• _DATA FOR THIS TASK_
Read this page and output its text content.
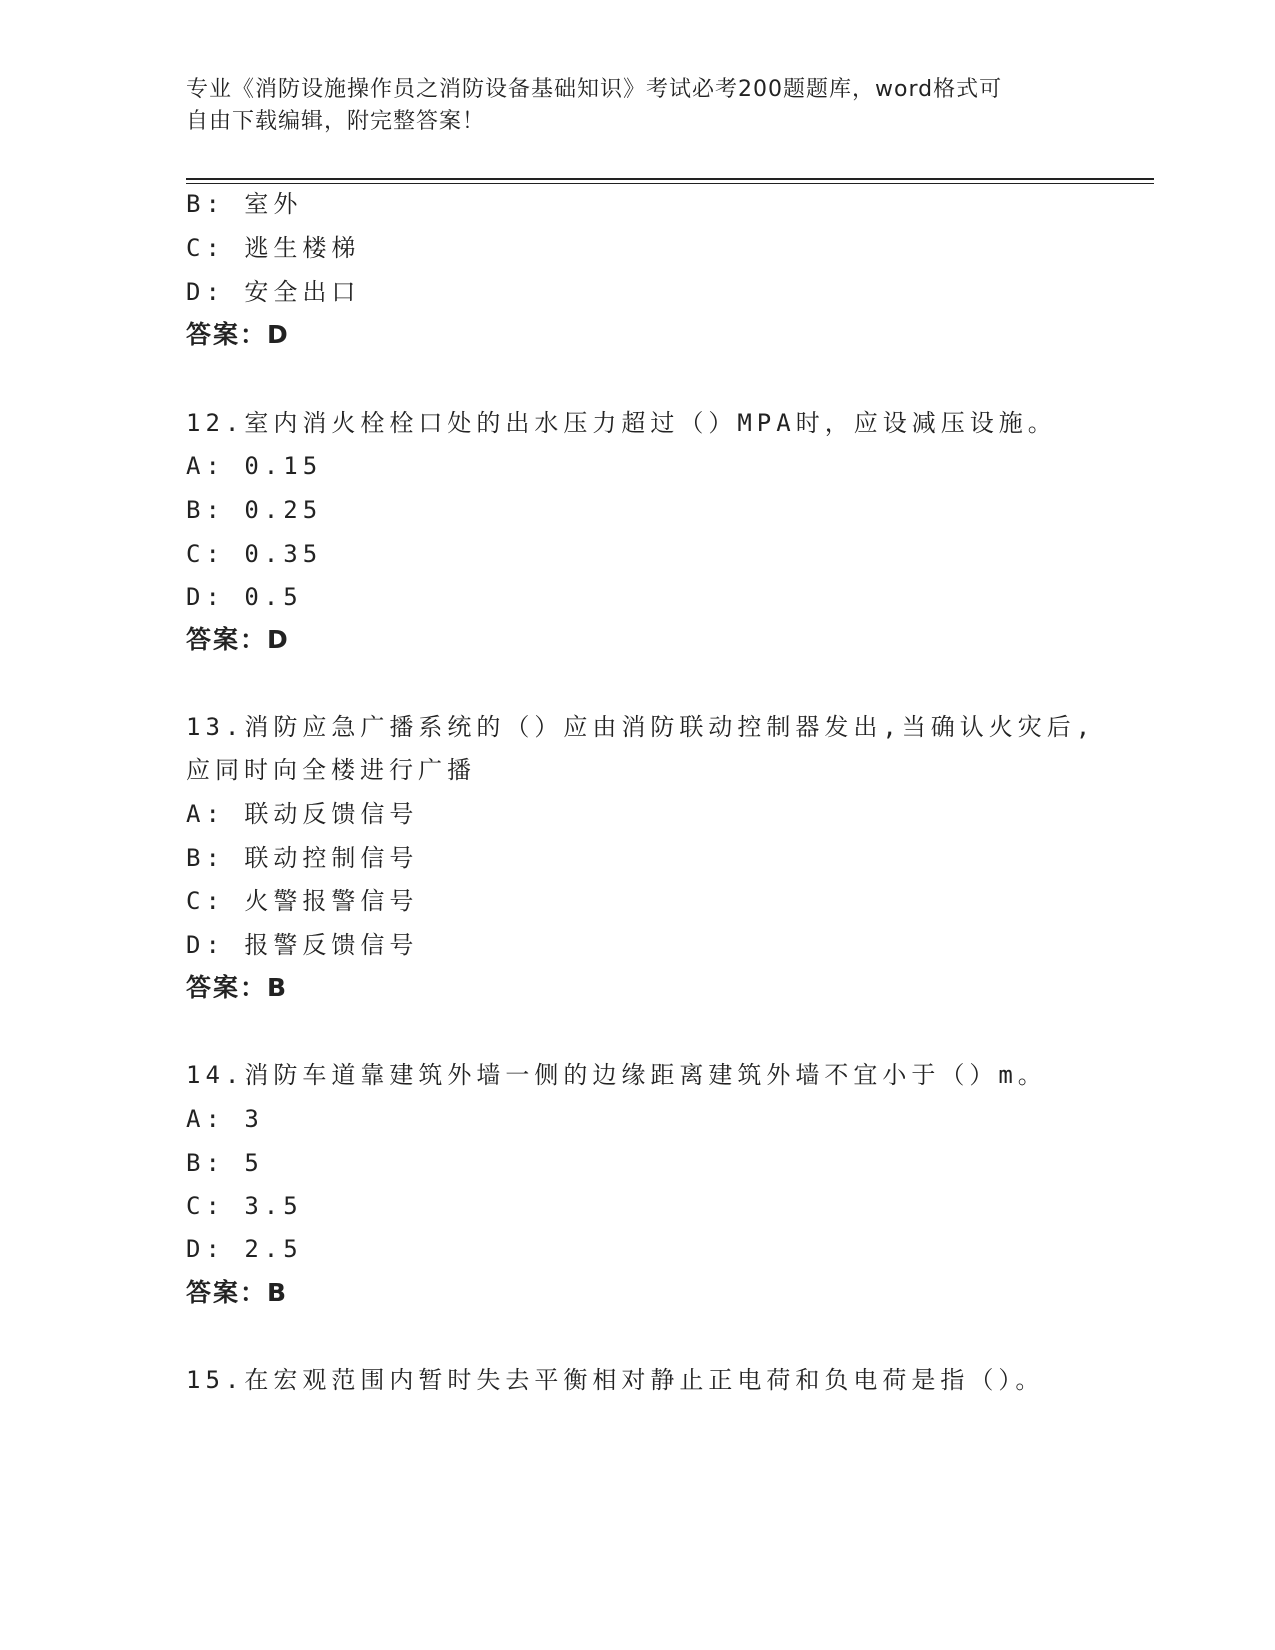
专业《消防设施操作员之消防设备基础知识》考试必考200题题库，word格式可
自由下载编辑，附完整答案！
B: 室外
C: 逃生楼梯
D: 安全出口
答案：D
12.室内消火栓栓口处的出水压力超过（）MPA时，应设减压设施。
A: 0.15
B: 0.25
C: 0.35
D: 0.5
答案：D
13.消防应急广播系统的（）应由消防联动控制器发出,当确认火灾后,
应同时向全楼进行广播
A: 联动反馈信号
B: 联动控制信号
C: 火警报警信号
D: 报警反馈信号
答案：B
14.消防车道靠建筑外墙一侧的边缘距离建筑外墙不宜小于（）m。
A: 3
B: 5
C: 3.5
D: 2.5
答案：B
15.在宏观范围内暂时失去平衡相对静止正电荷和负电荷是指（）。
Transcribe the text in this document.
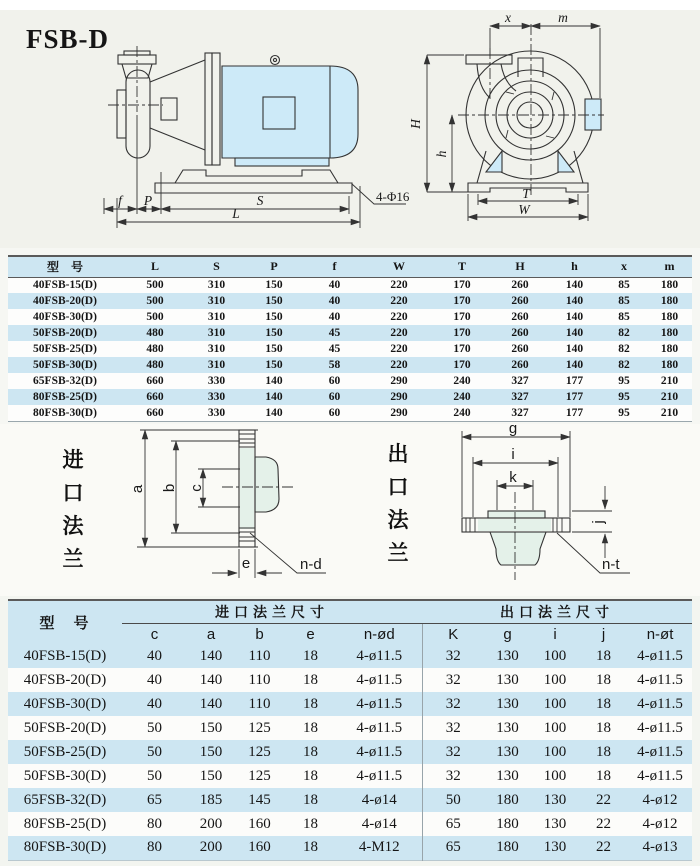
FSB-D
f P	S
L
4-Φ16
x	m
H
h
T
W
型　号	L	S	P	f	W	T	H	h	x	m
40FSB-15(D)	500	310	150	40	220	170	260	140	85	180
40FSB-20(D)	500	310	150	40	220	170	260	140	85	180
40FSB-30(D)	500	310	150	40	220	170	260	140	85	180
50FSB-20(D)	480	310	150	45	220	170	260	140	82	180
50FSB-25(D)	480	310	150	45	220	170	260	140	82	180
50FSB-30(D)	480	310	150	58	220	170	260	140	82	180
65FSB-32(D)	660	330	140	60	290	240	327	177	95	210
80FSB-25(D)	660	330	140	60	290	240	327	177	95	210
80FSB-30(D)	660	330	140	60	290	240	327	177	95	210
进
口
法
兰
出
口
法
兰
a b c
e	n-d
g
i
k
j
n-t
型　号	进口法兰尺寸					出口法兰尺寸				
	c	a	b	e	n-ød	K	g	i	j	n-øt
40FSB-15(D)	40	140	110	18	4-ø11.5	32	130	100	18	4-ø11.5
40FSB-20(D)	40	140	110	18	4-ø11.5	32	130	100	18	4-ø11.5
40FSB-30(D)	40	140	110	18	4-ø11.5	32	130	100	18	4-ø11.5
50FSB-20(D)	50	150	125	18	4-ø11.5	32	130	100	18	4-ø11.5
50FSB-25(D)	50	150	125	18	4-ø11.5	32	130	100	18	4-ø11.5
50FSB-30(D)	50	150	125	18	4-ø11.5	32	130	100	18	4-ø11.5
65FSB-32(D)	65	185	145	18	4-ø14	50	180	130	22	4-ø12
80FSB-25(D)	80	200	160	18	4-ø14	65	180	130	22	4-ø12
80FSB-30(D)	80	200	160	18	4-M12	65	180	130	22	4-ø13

• _WHAT THE TASK REQUIRES_
Each line of the material must be retyped exactly, except that images are omitted.

• _FINISHED ANSWER_
Read this page and output its text content.
专业《消防设施操作员之消防设备基础知识》考试必考200题题库，word格式可
自由下载编辑，附完整答案！
B: 室外
C: 逃生楼梯
D: 安全出口
答案：D
12.室内消火栓栓口处的出水压力超过（）MPA时，应设减压设施。
A: 0.15
B: 0.25
C: 0.35
D: 0.5
答案：D
13.消防应急广播系统的（）应由消防联动控制器发出,当确认火灾后,
应同时向全楼进行广播
A: 联动反馈信号
B: 联动控制信号
C: 火警报警信号
D: 报警反馈信号
答案：B
14.消防车道靠建筑外墙一侧的边缘距离建筑外墙不宜小于（）m。
A: 3
B: 5
C: 3.5
D: 2.5
答案：B
15.在宏观范围内暂时失去平衡相对静止正电荷和负电荷是指（）。
Transcribe the text in this document.
FSB-D
f P	S
L
4-Φ16
x	m
H
h
T
W
型　号	L	S	P	f	W	T	H	h	x	m
40FSB-15(D)	500	310	150	40	220	170	260	140	85	180
40FSB-20(D)	500	310	150	40	220	170	260	140	85	180
40FSB-30(D)	500	310	150	40	220	170	260	140	85	180
50FSB-20(D)	480	310	150	45	220	170	260	140	82	180
50FSB-25(D)	480	310	150	45	220	170	260	140	82	180
50FSB-30(D)	480	310	150	58	220	170	260	140	82	180
65FSB-32(D)	660	330	140	60	290	240	327	177	95	210
80FSB-25(D)	660	330	140	60	290	240	327	177	95	210
80FSB-30(D)	660	330	140	60	290	240	327	177	95	210
进
口
法
兰
出
口
法
兰
a b c
e	n-d
g
i
k
j
n-t
型　号	进口法兰尺寸					出口法兰尺寸				
	c	a	b	e	n-ød	K	g	i	j	n-øt
40FSB-15(D)	40	140	110	18	4-ø11.5	32	130	100	18	4-ø11.5
40FSB-20(D)	40	140	110	18	4-ø11.5	32	130	100	18	4-ø11.5
40FSB-30(D)	40	140	110	18	4-ø11.5	32	130	100	18	4-ø11.5
50FSB-20(D)	50	150	125	18	4-ø11.5	32	130	100	18	4-ø11.5
50FSB-25(D)	50	150	125	18	4-ø11.5	32	130	100	18	4-ø11.5
50FSB-30(D)	50	150	125	18	4-ø11.5	32	130	100	18	4-ø11.5
65FSB-32(D)	65	185	145	18	4-ø14	50	180	130	22	4-ø12
80FSB-25(D)	80	200	160	18	4-ø14	65	180	130	22	4-ø12
80FSB-30(D)	80	200	160	18	4-M12	65	180	130	22	4-ø13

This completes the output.